***** Text shown

But now, to the horror of Bush’s reelection team, the 9/11 commission was about to knock down that justification for the war as well. There was no close link between al-Qaeda and Iraq. Even if he wanted to, there was little Zelikow could do to rescue the administration now.
The results of the commission’s investigation of the al-Qaeda–Iraq ties and the Prague meeting were supposed to be released in a staff statement at the panel’s final public hearings, scheduled for June 16 and 17 in Washington. If Zelikow tried to tamper with the report now, he knew he risked a public insurrection by the staff, with only a month left before the commission’s final report was due.

**********

■ Problems to solve ■
**1.** List every place named in the passage on the 9/11 commission.
**2.** Carry the passage on the 9/11 commission forward from its last sentence.
The material after this point comes from a separate source.

***** Excerpted records

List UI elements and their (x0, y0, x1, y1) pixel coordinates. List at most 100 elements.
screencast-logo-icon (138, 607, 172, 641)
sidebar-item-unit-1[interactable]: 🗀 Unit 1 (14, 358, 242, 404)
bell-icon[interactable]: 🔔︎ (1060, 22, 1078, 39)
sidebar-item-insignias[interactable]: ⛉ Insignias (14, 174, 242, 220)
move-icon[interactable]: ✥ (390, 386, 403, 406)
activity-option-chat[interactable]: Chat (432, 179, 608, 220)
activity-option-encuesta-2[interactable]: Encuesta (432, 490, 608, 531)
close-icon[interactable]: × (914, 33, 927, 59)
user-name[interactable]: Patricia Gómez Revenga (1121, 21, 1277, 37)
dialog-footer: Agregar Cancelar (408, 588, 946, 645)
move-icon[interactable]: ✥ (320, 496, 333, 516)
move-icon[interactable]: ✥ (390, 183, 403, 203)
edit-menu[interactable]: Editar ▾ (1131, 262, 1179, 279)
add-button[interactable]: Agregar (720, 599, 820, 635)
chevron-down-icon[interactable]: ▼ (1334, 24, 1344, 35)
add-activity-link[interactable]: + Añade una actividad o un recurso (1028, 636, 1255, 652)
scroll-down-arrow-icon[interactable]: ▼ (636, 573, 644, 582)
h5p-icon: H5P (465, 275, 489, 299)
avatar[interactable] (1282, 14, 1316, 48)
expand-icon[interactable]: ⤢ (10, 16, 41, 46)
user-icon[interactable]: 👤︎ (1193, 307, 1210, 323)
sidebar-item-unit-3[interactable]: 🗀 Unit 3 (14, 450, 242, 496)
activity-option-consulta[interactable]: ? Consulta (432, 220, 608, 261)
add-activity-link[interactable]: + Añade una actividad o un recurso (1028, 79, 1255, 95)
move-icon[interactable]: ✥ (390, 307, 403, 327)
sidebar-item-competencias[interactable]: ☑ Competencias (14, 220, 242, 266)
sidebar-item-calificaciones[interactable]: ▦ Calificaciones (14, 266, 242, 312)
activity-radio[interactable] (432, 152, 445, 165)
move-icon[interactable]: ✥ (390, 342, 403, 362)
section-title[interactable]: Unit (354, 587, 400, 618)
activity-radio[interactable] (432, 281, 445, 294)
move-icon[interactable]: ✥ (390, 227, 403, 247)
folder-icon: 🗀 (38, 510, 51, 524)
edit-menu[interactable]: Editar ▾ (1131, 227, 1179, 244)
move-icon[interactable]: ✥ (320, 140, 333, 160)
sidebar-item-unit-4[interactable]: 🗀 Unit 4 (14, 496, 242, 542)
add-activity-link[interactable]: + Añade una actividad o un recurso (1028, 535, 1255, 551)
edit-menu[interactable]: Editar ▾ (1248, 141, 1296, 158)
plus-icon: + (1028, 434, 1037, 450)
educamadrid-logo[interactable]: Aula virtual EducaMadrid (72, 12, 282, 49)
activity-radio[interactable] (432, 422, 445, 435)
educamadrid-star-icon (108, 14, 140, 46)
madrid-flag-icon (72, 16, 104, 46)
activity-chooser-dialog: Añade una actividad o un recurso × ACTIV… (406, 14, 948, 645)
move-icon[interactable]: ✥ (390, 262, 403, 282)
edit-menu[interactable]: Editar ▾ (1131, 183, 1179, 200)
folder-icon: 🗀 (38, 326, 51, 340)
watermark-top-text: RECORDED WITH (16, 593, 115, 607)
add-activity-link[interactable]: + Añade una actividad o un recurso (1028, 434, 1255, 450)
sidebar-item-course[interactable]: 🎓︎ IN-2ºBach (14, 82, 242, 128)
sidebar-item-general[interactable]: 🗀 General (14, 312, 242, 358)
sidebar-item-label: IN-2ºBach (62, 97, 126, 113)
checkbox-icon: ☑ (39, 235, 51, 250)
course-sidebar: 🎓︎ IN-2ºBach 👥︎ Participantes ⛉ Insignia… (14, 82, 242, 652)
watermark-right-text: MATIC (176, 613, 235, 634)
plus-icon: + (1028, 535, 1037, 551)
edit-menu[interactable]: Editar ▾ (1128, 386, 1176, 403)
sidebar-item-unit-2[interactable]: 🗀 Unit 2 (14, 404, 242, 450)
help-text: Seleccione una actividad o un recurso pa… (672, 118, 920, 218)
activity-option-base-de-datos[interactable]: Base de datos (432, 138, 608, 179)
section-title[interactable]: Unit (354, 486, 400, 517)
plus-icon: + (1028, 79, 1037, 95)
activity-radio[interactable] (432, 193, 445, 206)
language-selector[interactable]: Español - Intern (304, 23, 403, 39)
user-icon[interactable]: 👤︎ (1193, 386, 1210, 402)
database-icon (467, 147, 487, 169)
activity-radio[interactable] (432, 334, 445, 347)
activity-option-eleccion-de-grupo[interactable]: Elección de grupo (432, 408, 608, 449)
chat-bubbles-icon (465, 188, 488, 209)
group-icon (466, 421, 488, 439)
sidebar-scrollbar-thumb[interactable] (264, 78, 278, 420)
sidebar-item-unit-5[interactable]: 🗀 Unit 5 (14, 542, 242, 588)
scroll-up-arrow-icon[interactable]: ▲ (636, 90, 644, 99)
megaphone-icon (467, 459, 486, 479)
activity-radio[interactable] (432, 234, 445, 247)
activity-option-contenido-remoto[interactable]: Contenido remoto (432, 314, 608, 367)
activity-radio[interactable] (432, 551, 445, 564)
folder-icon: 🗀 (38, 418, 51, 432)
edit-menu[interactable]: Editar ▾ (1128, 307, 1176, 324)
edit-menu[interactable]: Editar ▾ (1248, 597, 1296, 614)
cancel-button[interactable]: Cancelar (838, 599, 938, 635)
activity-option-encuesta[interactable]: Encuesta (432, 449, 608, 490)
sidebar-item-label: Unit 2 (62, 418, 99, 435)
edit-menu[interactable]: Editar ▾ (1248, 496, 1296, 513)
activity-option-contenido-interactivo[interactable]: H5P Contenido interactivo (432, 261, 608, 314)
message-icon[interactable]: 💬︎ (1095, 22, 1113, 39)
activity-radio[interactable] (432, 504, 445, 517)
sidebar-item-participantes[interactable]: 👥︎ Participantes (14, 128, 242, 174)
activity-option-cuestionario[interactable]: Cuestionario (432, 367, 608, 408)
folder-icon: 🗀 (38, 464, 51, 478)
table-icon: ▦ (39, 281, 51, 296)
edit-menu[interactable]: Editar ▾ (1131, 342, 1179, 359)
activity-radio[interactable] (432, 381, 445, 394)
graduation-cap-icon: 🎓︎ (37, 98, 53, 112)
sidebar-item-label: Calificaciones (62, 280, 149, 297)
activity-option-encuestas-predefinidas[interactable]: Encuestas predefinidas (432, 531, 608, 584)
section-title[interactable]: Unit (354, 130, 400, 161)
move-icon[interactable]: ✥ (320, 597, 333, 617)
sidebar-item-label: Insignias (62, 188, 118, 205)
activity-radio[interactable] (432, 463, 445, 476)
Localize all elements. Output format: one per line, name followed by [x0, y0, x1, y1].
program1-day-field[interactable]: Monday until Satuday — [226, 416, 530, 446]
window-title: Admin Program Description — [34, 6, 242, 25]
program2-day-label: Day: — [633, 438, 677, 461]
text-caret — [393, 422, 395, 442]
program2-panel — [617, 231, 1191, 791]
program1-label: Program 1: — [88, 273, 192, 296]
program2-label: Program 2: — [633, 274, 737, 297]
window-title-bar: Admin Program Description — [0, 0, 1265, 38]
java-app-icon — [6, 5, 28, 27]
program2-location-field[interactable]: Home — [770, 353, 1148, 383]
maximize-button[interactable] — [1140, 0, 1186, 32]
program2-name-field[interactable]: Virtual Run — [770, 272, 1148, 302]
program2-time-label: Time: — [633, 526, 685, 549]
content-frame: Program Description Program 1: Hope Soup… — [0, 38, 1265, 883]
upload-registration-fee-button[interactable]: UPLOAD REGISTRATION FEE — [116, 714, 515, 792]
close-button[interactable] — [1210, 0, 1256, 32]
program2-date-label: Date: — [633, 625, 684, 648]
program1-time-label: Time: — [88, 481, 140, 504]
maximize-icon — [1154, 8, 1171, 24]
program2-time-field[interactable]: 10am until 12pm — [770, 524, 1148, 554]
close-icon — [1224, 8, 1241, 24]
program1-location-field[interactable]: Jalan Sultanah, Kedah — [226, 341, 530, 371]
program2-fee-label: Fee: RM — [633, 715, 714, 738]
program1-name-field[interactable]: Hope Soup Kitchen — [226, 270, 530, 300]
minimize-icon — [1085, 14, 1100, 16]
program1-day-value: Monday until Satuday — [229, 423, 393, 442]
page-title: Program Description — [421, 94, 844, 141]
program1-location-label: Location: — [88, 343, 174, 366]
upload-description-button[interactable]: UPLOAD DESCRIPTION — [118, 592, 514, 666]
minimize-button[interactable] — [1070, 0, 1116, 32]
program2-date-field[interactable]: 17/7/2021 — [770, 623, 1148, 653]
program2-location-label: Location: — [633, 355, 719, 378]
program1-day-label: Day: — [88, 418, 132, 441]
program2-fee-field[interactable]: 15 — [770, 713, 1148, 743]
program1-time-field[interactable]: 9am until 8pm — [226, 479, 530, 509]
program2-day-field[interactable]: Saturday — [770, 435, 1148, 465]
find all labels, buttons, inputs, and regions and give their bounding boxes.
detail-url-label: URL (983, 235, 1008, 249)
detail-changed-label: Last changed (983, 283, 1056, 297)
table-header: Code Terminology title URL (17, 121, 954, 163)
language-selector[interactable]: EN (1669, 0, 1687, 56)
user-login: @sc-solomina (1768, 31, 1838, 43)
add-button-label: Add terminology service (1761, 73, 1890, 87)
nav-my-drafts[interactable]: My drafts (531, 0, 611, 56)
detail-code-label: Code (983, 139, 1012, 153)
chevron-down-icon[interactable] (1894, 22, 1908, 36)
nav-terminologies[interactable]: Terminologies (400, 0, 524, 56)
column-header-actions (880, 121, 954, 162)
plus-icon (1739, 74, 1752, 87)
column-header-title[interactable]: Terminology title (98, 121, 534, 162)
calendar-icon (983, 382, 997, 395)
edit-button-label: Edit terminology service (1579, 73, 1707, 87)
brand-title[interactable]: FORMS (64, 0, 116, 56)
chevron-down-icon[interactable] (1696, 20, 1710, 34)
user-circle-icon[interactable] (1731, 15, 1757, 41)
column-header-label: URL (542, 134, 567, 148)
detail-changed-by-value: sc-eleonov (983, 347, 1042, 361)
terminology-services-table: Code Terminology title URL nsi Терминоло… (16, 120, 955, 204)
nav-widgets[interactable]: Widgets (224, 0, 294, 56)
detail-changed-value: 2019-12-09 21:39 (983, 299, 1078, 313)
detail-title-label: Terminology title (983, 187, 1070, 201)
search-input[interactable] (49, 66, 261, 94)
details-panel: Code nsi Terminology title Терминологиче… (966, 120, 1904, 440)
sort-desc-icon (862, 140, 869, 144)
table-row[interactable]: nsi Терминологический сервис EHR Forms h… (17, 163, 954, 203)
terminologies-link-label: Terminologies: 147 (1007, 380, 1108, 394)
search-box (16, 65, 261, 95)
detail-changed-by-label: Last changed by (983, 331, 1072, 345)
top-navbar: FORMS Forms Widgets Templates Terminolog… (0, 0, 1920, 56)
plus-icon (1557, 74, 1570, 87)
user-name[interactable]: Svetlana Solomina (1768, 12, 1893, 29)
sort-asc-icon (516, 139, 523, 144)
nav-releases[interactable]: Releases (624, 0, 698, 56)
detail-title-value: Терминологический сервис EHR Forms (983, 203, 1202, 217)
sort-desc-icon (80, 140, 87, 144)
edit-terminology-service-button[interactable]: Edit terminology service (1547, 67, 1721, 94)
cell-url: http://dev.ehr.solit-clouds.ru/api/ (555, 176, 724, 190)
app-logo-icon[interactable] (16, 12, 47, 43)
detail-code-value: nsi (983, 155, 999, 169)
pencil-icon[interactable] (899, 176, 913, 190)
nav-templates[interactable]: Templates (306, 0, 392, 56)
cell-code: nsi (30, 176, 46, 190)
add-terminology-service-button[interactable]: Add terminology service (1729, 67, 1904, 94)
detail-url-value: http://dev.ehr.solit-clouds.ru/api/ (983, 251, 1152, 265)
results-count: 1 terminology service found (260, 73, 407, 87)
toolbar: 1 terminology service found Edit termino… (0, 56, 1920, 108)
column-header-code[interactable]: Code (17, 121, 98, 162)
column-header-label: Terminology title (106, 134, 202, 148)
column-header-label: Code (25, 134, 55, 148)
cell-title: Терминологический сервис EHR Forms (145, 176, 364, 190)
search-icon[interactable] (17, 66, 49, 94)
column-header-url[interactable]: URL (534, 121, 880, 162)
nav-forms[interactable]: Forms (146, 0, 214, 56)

**********

■ Results by task ■
**1.** Iraq, Prague, Washington

**2.**
The staff’s findings about the tenuous relationship between al-Qaeda and Iraq were contained in a single paragraph, found at the bottom of page five of the sixteen-page staff report entitled “Overview of the Enemy” that was made public at the June hearing. The paragraph read:
Bin Ladin also explored possible cooperation with Iraq during his time in Sudan, despite his opposition to Hussein’s secular regime. Bin Ladin had in fact at one time sponsored anti-Saddam Islamists in Iraqi Kurdistan. The Sudanese, to protect their own ties with Iraq, reportedly persuaded Bin Ladin to cease this support and arranged for contacts between Iraq and al Qaeda. A senior Iraqi intelligence officer reportedly made three visits to Sudan, finally meeting Bin Ladin in 1994. Bin Ladin is said to have requested space to establish training camps, as well as assistance in procuring weapons, but Iraq apparently never responded. There have been reports that contacts between Iraq and al Qaeda also occurred after Bin Ladin had returned to Afghanistan, but they do not appear to have resulted in a collaborative relationship. Two senior Bin Ladin associates have adamantly denied that any ties existed between al Qaeda and Iraq. We have no credible evidence that Iraq and al-Qaeda cooperated on attacks against the United States.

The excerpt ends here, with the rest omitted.